— begin INFORMATION SUPPLIED —

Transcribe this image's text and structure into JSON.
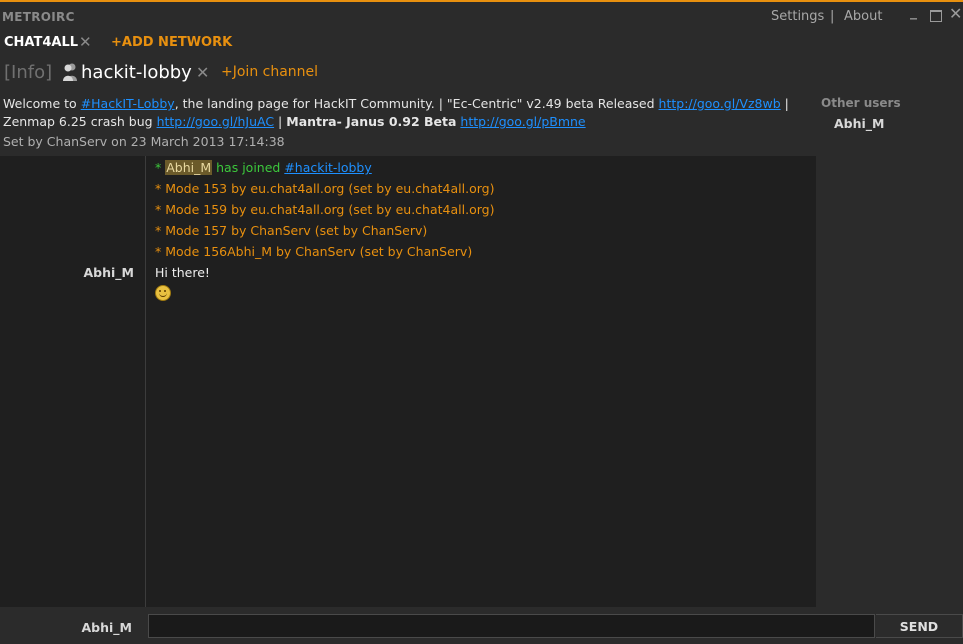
{
  "app": {
    "title": "METROIRC"
  },
  "menu": {
    "settings": "Settings",
    "separator": "|",
    "about": "About"
  },
  "network": {
    "name": "CHAT4ALL",
    "close": "✕",
    "add_label": "+ADD NETWORK"
  },
  "channels": {
    "info_tab": "[Info]",
    "active_tab": "hackit-lobby",
    "close": "✕",
    "join_label": "+Join channel"
  },
  "topic": {
    "parts": [
      "Welcome to ",
      "#HackIT-Lobby",
      ", the landing page for HackIT Community. | \"Ec-Centric\" v2.49 beta Released ",
      "http://goo.gl/Vz8wb",
      " | Zenmap 6.25 crash bug ",
      "http://goo.gl/hJuAC",
      " |  ",
      "Mantra- Janus 0.92 Beta",
      " ",
      "http://goo.gl/pBmne"
    ],
    "set_by": "Set by ChanServ on 23 March 2013 17:14:38"
  },
  "users": {
    "title": "Other users",
    "list": [
      "Abhi_M"
    ]
  },
  "messages": {
    "join_prefix": "* ",
    "join_nick": "Abhi_M",
    "join_text": " has joined ",
    "join_channel": "#hackit-lobby",
    "modes": [
      "* Mode 153 by eu.chat4all.org (set by eu.chat4all.org)",
      "* Mode 159 by eu.chat4all.org (set by eu.chat4all.org)",
      "* Mode 157 by ChanServ (set by ChanServ)",
      "* Mode 156Abhi_M by ChanServ (set by ChanServ)"
    ],
    "chat_nick": "Abhi_M",
    "chat_text": "Hi there!",
    "emoticon": "smiley-icon"
  },
  "input": {
    "nick": "Abhi_M",
    "value": "",
    "send_label": "SEND"
  },
  "colors": {
    "accent": "#e8900f",
    "link": "#1e90ff",
    "join": "#3cc83c"
  }
}
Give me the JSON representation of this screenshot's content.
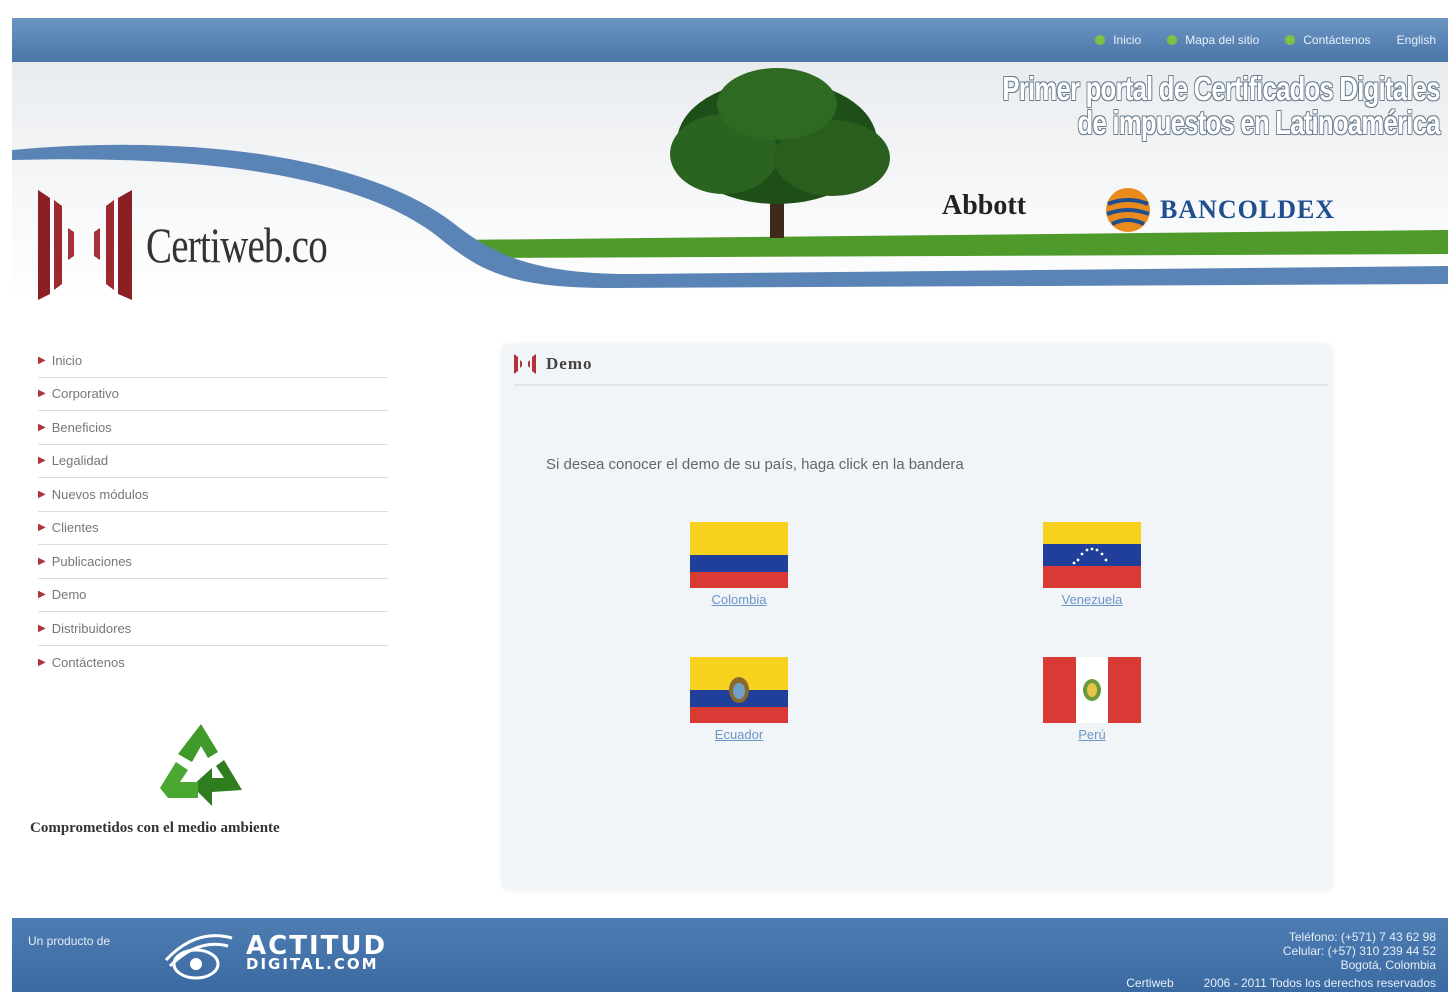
{
  "topnav": {
    "items": [
      "Inicio",
      "Mapa del sitio",
      "Contáctenos",
      "English"
    ]
  },
  "banner": {
    "slogan_line1": "Primer portal de Certificados Digitales",
    "slogan_line2": "de impuestos en Latinoamérica",
    "brand": "Certiweb.co",
    "client1": "Abbott",
    "client2": "BANCOLDEX"
  },
  "sidebar": {
    "items": [
      "Inicio",
      "Corporativo",
      "Beneficios",
      "Legalidad",
      "Nuevos módulos",
      "Clientes",
      "Publicaciones",
      "Demo",
      "Distribuidores",
      "Contáctenos"
    ],
    "commitment": "Comprometidos con el medio ambiente"
  },
  "main": {
    "title": "Demo",
    "instructions": "Si desea conocer el demo de su país, haga click en la bandera",
    "countries": [
      "Colombia",
      "Venezuela",
      "Ecuador",
      "Perú"
    ]
  },
  "footer": {
    "by_label": "Un producto de",
    "company_line1": "ACTITUD",
    "company_line2": "DIGITAL.COM",
    "phone": "Teléfono: (+571)    7 43 62 98",
    "mobile": "Celular: (+57) 310 239 44 52",
    "city": "Bogotá, Colombia",
    "brand": "Certiweb",
    "copyright": "2006 - 2011 Todos los derechos reservados"
  },
  "colors": {
    "nav_blue": "#4a76a8",
    "accent_red": "#b0323a",
    "grass_green": "#4e9a2a",
    "link_blue": "#6a96c8"
  }
}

— end INFORMATION SUPPLIED —

◆ PROBLEM TO SOLVE
Restate the listing above word for word, and skip the pictures.

◆ SOLUTION TO THE PROBLEM
Transcribe this image's text and structure into JSON.
{
  "app": {
    "title": "METROIRC"
  },
  "menu": {
    "settings": "Settings",
    "separator": "|",
    "about": "About"
  },
  "network": {
    "name": "CHAT4ALL",
    "close": "✕",
    "add_label": "+ADD NETWORK"
  },
  "channels": {
    "info_tab": "[Info]",
    "active_tab": "hackit-lobby",
    "close": "✕",
    "join_label": "+Join channel"
  },
  "topic": {
    "parts": [
      "Welcome to ",
      "#HackIT-Lobby",
      ", the landing page for HackIT Community. | \"Ec-Centric\" v2.49 beta Released ",
      "http://goo.gl/Vz8wb",
      " | Zenmap 6.25 crash bug ",
      "http://goo.gl/hJuAC",
      " |  ",
      "Mantra- Janus 0.92 Beta",
      " ",
      "http://goo.gl/pBmne"
    ],
    "set_by": "Set by ChanServ on 23 March 2013 17:14:38"
  },
  "users": {
    "title": "Other users",
    "list": [
      "Abhi_M"
    ]
  },
  "messages": {
    "join_prefix": "* ",
    "join_nick": "Abhi_M",
    "join_text": " has joined ",
    "join_channel": "#hackit-lobby",
    "modes": [
      "* Mode 153 by eu.chat4all.org (set by eu.chat4all.org)",
      "* Mode 159 by eu.chat4all.org (set by eu.chat4all.org)",
      "* Mode 157 by ChanServ (set by ChanServ)",
      "* Mode 156Abhi_M by ChanServ (set by ChanServ)"
    ],
    "chat_nick": "Abhi_M",
    "chat_text": "Hi there!",
    "emoticon": "smiley-icon"
  },
  "input": {
    "nick": "Abhi_M",
    "value": "",
    "send_label": "SEND"
  },
  "colors": {
    "accent": "#e8900f",
    "link": "#1e90ff",
    "join": "#3cc83c"
  }
}
Give me the JSON representation of this screenshot's content.
{
  "topnav": {
    "items": [
      "Inicio",
      "Mapa del sitio",
      "Contáctenos",
      "English"
    ]
  },
  "banner": {
    "slogan_line1": "Primer portal de Certificados Digitales",
    "slogan_line2": "de impuestos en Latinoamérica",
    "brand": "Certiweb.co",
    "client1": "Abbott",
    "client2": "BANCOLDEX"
  },
  "sidebar": {
    "items": [
      "Inicio",
      "Corporativo",
      "Beneficios",
      "Legalidad",
      "Nuevos módulos",
      "Clientes",
      "Publicaciones",
      "Demo",
      "Distribuidores",
      "Contáctenos"
    ],
    "commitment": "Comprometidos con el medio ambiente"
  },
  "main": {
    "title": "Demo",
    "instructions": "Si desea conocer el demo de su país, haga click en la bandera",
    "countries": [
      "Colombia",
      "Venezuela",
      "Ecuador",
      "Perú"
    ]
  },
  "footer": {
    "by_label": "Un producto de",
    "company_line1": "ACTITUD",
    "company_line2": "DIGITAL.COM",
    "phone": "Teléfono: (+571)    7 43 62 98",
    "mobile": "Celular: (+57) 310 239 44 52",
    "city": "Bogotá, Colombia",
    "brand": "Certiweb",
    "copyright": "2006 - 2011 Todos los derechos reservados"
  },
  "colors": {
    "nav_blue": "#4a76a8",
    "accent_red": "#b0323a",
    "grass_green": "#4e9a2a",
    "link_blue": "#6a96c8"
  }
}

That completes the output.